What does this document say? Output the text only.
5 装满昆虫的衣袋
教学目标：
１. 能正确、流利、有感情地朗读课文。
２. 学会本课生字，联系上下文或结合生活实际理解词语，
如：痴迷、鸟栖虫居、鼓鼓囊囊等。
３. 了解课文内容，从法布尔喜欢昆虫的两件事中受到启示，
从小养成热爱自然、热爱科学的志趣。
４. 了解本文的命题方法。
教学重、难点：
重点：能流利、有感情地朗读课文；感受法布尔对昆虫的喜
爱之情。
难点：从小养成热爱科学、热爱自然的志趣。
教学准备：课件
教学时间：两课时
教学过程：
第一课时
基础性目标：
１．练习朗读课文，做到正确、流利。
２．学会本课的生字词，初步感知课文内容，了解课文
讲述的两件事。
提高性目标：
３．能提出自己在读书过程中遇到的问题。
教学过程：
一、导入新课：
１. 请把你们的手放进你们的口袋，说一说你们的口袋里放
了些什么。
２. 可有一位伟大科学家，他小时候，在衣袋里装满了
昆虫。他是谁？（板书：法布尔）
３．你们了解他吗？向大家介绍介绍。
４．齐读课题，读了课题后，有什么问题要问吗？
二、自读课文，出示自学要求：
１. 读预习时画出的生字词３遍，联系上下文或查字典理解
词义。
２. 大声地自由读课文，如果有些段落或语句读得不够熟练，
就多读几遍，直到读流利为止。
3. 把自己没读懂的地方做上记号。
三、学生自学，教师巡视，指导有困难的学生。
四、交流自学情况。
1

|---|

• _The request_:
Read through the entries and copy every line that includes "有感情地朗读课文".

• _Task result_:
１. 能正确、流利、有感情地朗读课文。
重点：能流利、有感情地朗读课文；感受法布尔对昆虫的喜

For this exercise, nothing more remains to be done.